* _Exercise task_: In the copy, include every entry exactly but none of the images.

Extracted records:
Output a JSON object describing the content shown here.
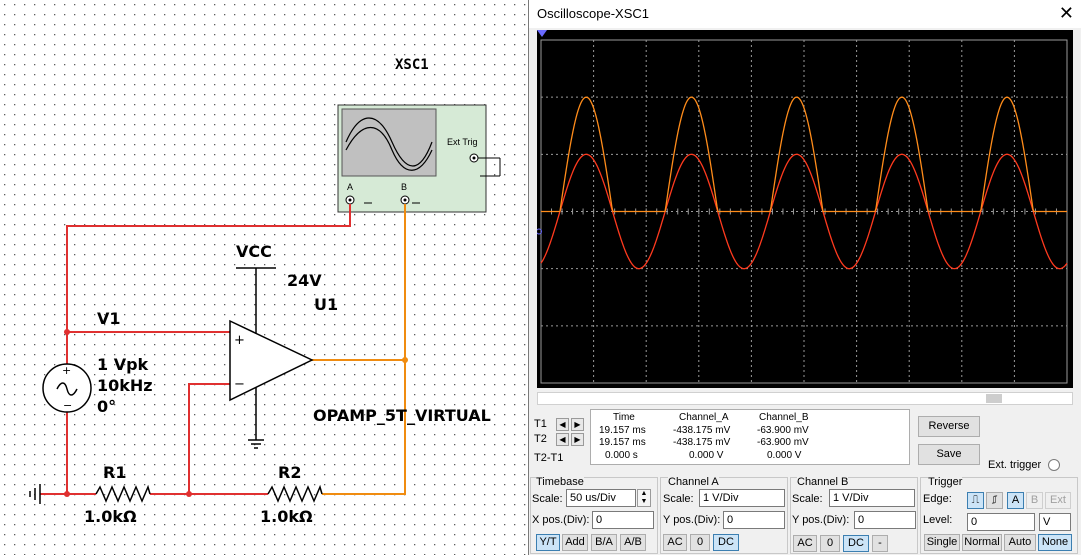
{
  "schematic": {
    "xsc_label": "XSC1",
    "ext_trig_label": "Ext Trig",
    "channel_a_pin": "A",
    "channel_b_pin": "B",
    "vcc_label": "VCC",
    "vcc_value": "24V",
    "opamp_ref": "U1",
    "opamp_model": "OPAMP_5T_VIRTUAL",
    "source_ref": "V1",
    "source_amplitude": "1 Vpk",
    "source_freq": "10kHz",
    "source_phase": "0°",
    "r1_ref": "R1",
    "r1_value": "1.0kΩ",
    "r2_ref": "R2",
    "r2_value": "1.0kΩ",
    "plus_sign": "+",
    "minus_sign": "−",
    "wire_colors": {
      "input": "#e03030",
      "output": "#f08c10"
    }
  },
  "oscilloscope": {
    "title": "Oscilloscope-XSC1",
    "close_icon": "✕",
    "screen": {
      "background": "#000000",
      "grid_color": "#9a9a9a",
      "channel_a_color": "#ff3a1e",
      "channel_b_color": "#ff8c1a",
      "cycles_visible": 5,
      "channel_a_amplitude_div": 1,
      "channel_b_amplitude_div": 2,
      "channel_b_rectified": true
    },
    "cursors": {
      "t1_label": "T1",
      "t2_label": "T2",
      "diff_label": "T2-T1",
      "headers": [
        "Time",
        "Channel_A",
        "Channel_B"
      ],
      "rows": [
        [
          "19.157 ms",
          "-438.175 mV",
          "-63.900 mV"
        ],
        [
          "19.157 ms",
          "-438.175 mV",
          "-63.900 mV"
        ],
        [
          "0.000 s",
          "0.000 V",
          "0.000 V"
        ]
      ]
    },
    "buttons": {
      "reverse": "Reverse",
      "save": "Save",
      "ext_trigger": "Ext. trigger"
    },
    "timebase": {
      "title": "Timebase",
      "scale_label": "Scale:",
      "scale_value": "50 us/Div",
      "xpos_label": "X pos.(Div):",
      "xpos_value": "0",
      "modes": [
        "Y/T",
        "Add",
        "B/A",
        "A/B"
      ]
    },
    "channel_a": {
      "title": "Channel A",
      "scale_label": "Scale:",
      "scale_value": "1 V/Div",
      "ypos_label": "Y pos.(Div):",
      "ypos_value": "0",
      "coupling": [
        "AC",
        "0",
        "DC"
      ]
    },
    "channel_b": {
      "title": "Channel B",
      "scale_label": "Scale:",
      "scale_value": "1 V/Div",
      "ypos_label": "Y pos.(Div):",
      "ypos_value": "0",
      "coupling": [
        "AC",
        "0",
        "DC",
        "-"
      ]
    },
    "trigger": {
      "title": "Trigger",
      "edge_label": "Edge:",
      "edge_sources": [
        "A",
        "B",
        "Ext"
      ],
      "level_label": "Level:",
      "level_value": "0",
      "level_unit": "V",
      "modes": [
        "Single",
        "Normal",
        "Auto",
        "None"
      ]
    }
  }
}
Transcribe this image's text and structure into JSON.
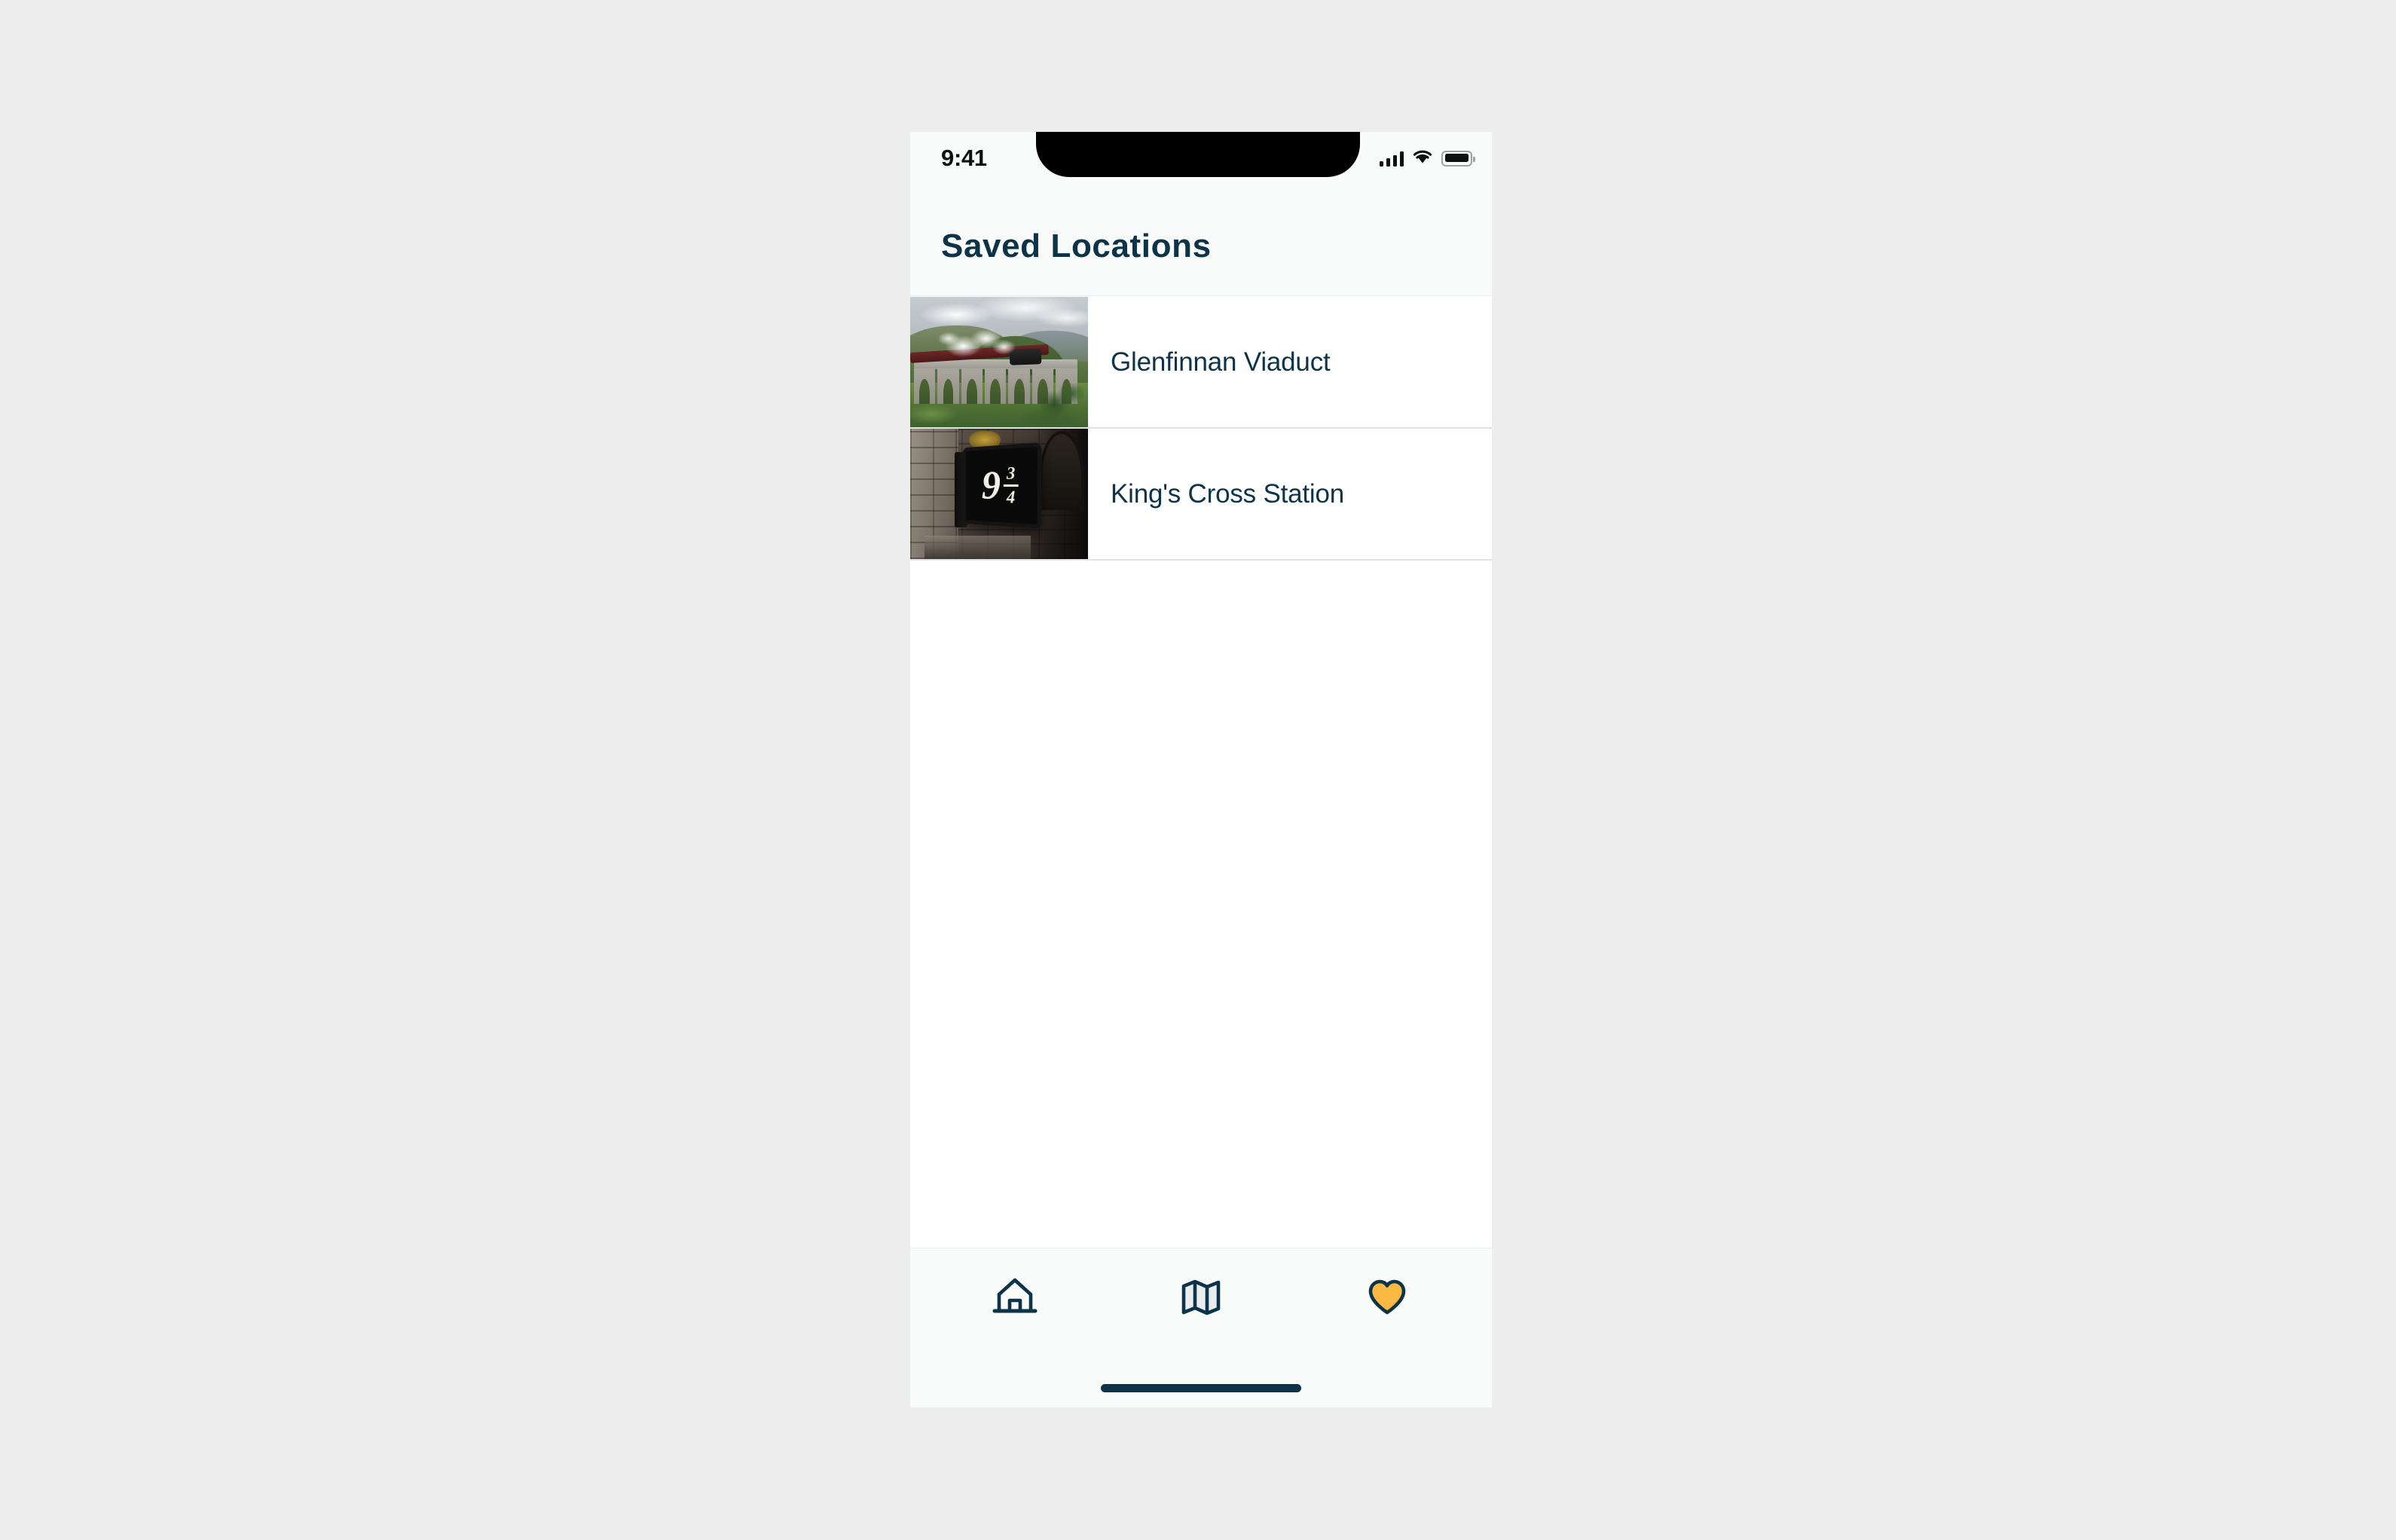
{
  "device": {
    "status_bar": {
      "time": "9:41",
      "icons": [
        "cellular-signal-icon",
        "wifi-icon",
        "battery-icon"
      ]
    },
    "home_indicator": true
  },
  "header": {
    "title": "Saved Locations"
  },
  "theme": {
    "navy": "#0d3349",
    "amber": "#f9b942",
    "page_background": "#ededed",
    "surface": "#ffffff",
    "chrome": "#f9fafa",
    "divider": "#e2e2e2"
  },
  "saved_locations": {
    "rows": [
      {
        "label": "Glenfinnan Viaduct",
        "thumbnail": "glenfinnan-viaduct-photo"
      },
      {
        "label": "King's Cross Station",
        "thumbnail": "platform-nine-three-quarters-photo"
      }
    ]
  },
  "tabbar": {
    "items": [
      {
        "icon": "home-icon",
        "name": "tab-home",
        "active": false
      },
      {
        "icon": "map-icon",
        "name": "tab-map",
        "active": false
      },
      {
        "icon": "heart-icon",
        "name": "tab-favorites",
        "active": true
      }
    ]
  }
}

* _Exercise answer_:
Output a JSON object describing the content shown here.
{
  "schematic": {
    "xsc_label": "XSC1",
    "ext_trig_label": "Ext Trig",
    "channel_a_pin": "A",
    "channel_b_pin": "B",
    "vcc_label": "VCC",
    "vcc_value": "24V",
    "opamp_ref": "U1",
    "opamp_model": "OPAMP_5T_VIRTUAL",
    "source_ref": "V1",
    "source_amplitude": "1 Vpk",
    "source_freq": "10kHz",
    "source_phase": "0°",
    "r1_ref": "R1",
    "r1_value": "1.0kΩ",
    "r2_ref": "R2",
    "r2_value": "1.0kΩ",
    "plus_sign": "+",
    "minus_sign": "−",
    "wire_colors": {
      "input": "#e03030",
      "output": "#f08c10"
    }
  },
  "oscilloscope": {
    "title": "Oscilloscope-XSC1",
    "close_icon": "✕",
    "screen": {
      "background": "#000000",
      "grid_color": "#9a9a9a",
      "channel_a_color": "#ff3a1e",
      "channel_b_color": "#ff8c1a",
      "cycles_visible": 5,
      "channel_a_amplitude_div": 1,
      "channel_b_amplitude_div": 2,
      "channel_b_rectified": true
    },
    "cursors": {
      "t1_label": "T1",
      "t2_label": "T2",
      "diff_label": "T2-T1",
      "headers": [
        "Time",
        "Channel_A",
        "Channel_B"
      ],
      "rows": [
        [
          "19.157 ms",
          "-438.175 mV",
          "-63.900 mV"
        ],
        [
          "19.157 ms",
          "-438.175 mV",
          "-63.900 mV"
        ],
        [
          "0.000 s",
          "0.000 V",
          "0.000 V"
        ]
      ]
    },
    "buttons": {
      "reverse": "Reverse",
      "save": "Save",
      "ext_trigger": "Ext. trigger"
    },
    "timebase": {
      "title": "Timebase",
      "scale_label": "Scale:",
      "scale_value": "50 us/Div",
      "xpos_label": "X pos.(Div):",
      "xpos_value": "0",
      "modes": [
        "Y/T",
        "Add",
        "B/A",
        "A/B"
      ]
    },
    "channel_a": {
      "title": "Channel A",
      "scale_label": "Scale:",
      "scale_value": "1 V/Div",
      "ypos_label": "Y pos.(Div):",
      "ypos_value": "0",
      "coupling": [
        "AC",
        "0",
        "DC"
      ]
    },
    "channel_b": {
      "title": "Channel B",
      "scale_label": "Scale:",
      "scale_value": "1 V/Div",
      "ypos_label": "Y pos.(Div):",
      "ypos_value": "0",
      "coupling": [
        "AC",
        "0",
        "DC",
        "-"
      ]
    },
    "trigger": {
      "title": "Trigger",
      "edge_label": "Edge:",
      "edge_sources": [
        "A",
        "B",
        "Ext"
      ],
      "level_label": "Level:",
      "level_value": "0",
      "level_unit": "V",
      "modes": [
        "Single",
        "Normal",
        "Auto",
        "None"
      ]
    }
  }
}
Transcribe this image's text and structure into JSON.
{
  "device": {
    "status_bar": {
      "time": "9:41",
      "icons": [
        "cellular-signal-icon",
        "wifi-icon",
        "battery-icon"
      ]
    },
    "home_indicator": true
  },
  "header": {
    "title": "Saved Locations"
  },
  "theme": {
    "navy": "#0d3349",
    "amber": "#f9b942",
    "page_background": "#ededed",
    "surface": "#ffffff",
    "chrome": "#f9fafa",
    "divider": "#e2e2e2"
  },
  "saved_locations": {
    "rows": [
      {
        "label": "Glenfinnan Viaduct",
        "thumbnail": "glenfinnan-viaduct-photo"
      },
      {
        "label": "King's Cross Station",
        "thumbnail": "platform-nine-three-quarters-photo"
      }
    ]
  },
  "tabbar": {
    "items": [
      {
        "icon": "home-icon",
        "name": "tab-home",
        "active": false
      },
      {
        "icon": "map-icon",
        "name": "tab-map",
        "active": false
      },
      {
        "icon": "heart-icon",
        "name": "tab-favorites",
        "active": true
      }
    ]
  }
}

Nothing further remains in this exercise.